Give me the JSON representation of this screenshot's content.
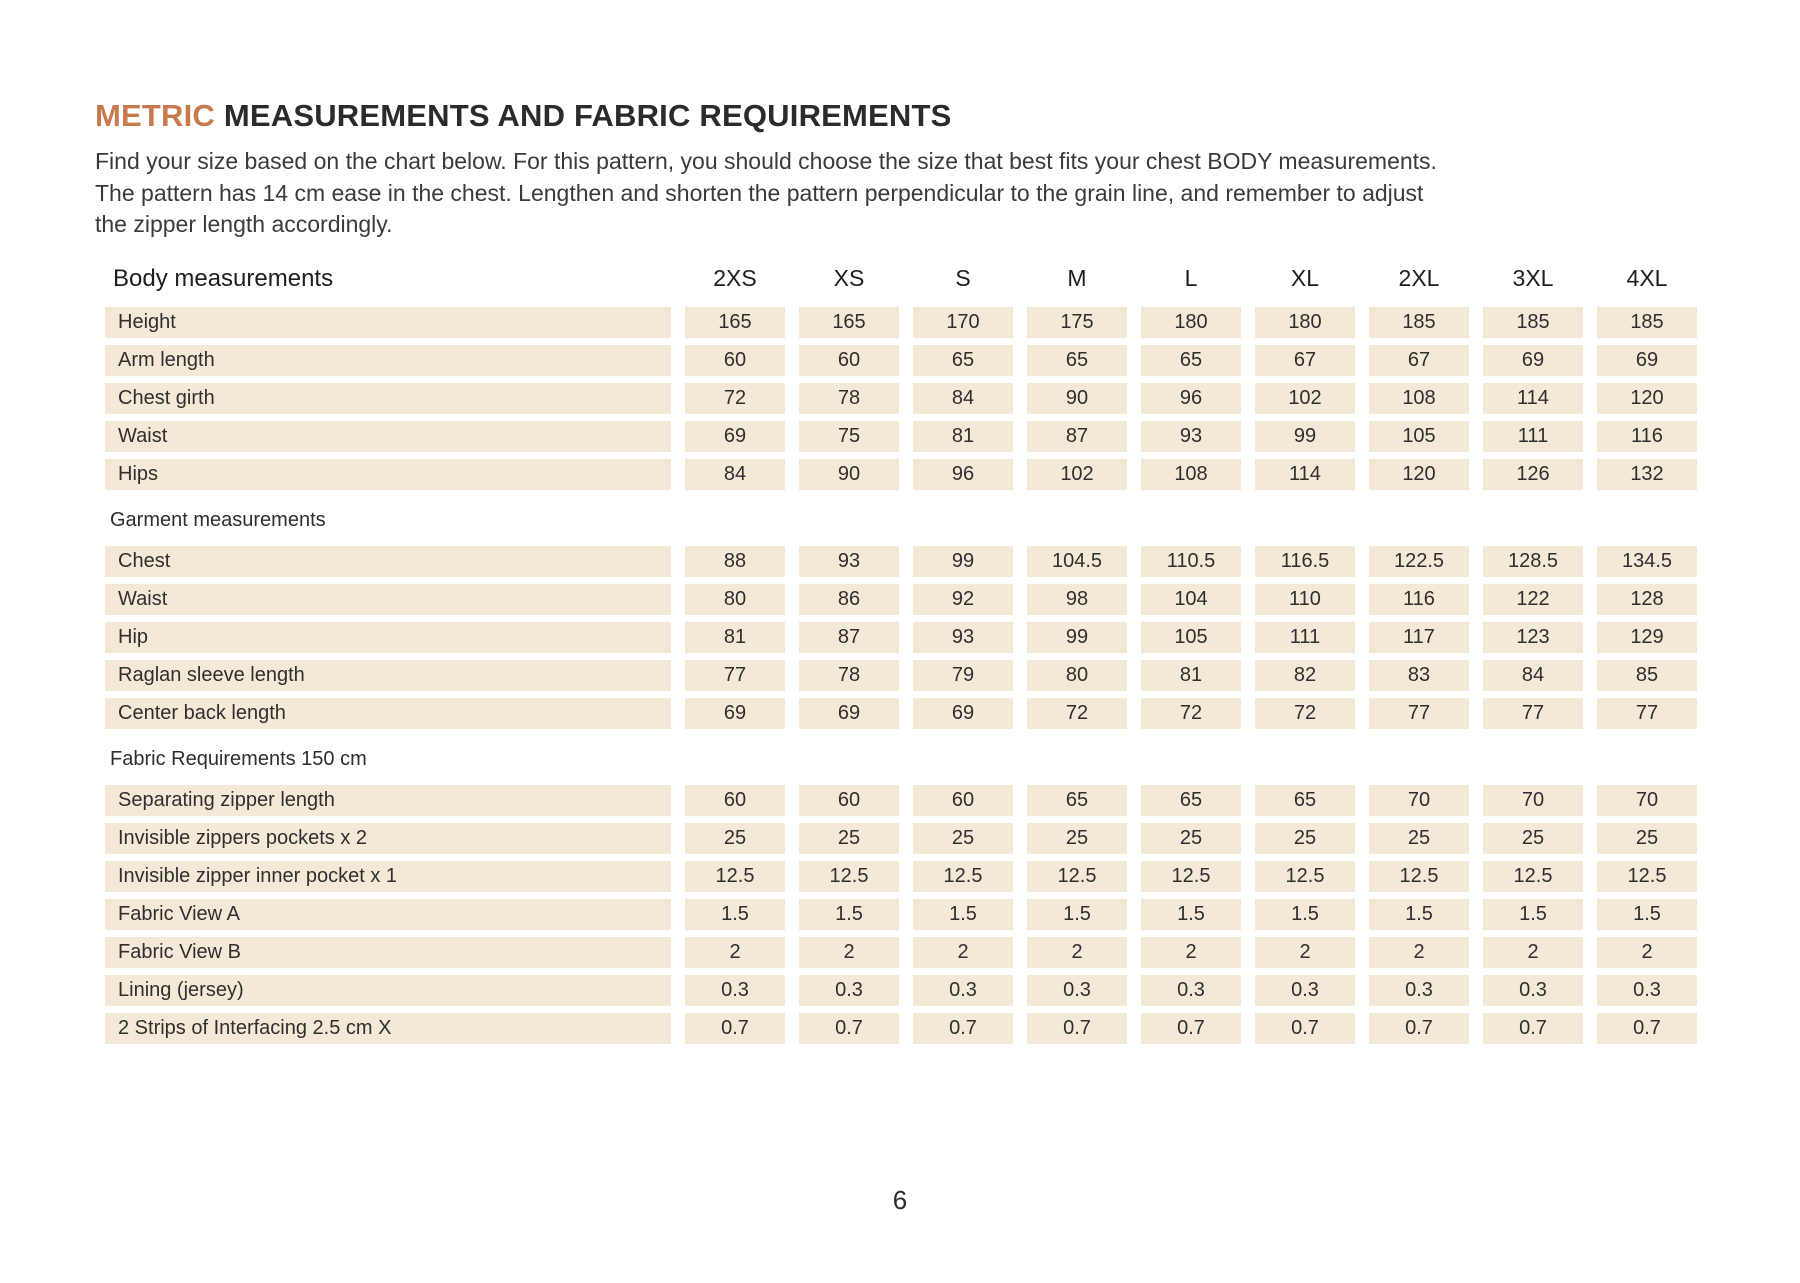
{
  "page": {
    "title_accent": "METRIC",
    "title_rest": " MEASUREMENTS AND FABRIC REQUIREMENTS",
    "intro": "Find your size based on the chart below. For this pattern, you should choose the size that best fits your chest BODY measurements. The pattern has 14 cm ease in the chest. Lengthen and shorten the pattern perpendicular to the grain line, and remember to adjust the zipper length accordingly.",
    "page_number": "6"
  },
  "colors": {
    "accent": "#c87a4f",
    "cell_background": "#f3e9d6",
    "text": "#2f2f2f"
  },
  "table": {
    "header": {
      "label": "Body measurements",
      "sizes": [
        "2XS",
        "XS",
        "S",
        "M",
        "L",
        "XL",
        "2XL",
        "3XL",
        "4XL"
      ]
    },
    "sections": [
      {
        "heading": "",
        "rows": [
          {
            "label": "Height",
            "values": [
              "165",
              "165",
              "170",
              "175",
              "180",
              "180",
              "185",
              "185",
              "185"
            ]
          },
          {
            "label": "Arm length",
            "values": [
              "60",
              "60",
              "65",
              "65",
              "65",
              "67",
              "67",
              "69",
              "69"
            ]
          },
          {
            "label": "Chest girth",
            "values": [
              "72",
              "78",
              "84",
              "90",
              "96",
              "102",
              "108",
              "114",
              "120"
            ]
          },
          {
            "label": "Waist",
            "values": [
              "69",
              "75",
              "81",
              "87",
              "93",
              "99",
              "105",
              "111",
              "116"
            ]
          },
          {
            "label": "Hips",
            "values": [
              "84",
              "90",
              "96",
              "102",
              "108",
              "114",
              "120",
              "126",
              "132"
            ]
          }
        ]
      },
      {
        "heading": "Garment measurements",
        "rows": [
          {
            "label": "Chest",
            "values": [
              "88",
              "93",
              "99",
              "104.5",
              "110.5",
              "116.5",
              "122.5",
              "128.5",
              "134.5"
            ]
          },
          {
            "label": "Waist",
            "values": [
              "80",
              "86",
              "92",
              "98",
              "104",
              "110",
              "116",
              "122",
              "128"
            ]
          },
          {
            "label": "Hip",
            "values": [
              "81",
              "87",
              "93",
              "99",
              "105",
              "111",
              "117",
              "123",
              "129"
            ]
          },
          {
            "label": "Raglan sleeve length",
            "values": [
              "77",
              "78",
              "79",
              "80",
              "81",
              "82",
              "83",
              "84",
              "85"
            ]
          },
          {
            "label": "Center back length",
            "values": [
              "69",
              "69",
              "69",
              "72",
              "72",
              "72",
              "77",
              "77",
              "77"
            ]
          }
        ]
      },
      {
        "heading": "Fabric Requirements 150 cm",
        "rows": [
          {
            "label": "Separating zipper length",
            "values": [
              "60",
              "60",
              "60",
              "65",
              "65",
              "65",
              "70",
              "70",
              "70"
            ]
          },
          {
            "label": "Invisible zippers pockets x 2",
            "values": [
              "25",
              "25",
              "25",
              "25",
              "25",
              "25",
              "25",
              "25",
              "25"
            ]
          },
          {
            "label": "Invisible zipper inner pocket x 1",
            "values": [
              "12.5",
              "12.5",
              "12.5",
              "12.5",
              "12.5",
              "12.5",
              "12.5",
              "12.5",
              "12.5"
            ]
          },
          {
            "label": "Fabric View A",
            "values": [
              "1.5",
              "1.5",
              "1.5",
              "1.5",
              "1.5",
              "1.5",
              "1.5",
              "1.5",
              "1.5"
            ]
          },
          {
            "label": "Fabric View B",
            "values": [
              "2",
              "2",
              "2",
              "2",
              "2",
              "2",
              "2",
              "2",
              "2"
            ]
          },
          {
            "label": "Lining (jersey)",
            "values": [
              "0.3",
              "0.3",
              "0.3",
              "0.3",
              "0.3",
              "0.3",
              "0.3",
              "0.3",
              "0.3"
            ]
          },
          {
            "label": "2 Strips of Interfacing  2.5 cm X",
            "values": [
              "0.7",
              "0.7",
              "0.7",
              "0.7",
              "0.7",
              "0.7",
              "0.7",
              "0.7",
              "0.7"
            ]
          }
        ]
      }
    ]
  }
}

§ **Exercise goal**:
What is the number of lines in the data holding the word "View"? Reply with that number only.

§ **In response**:
2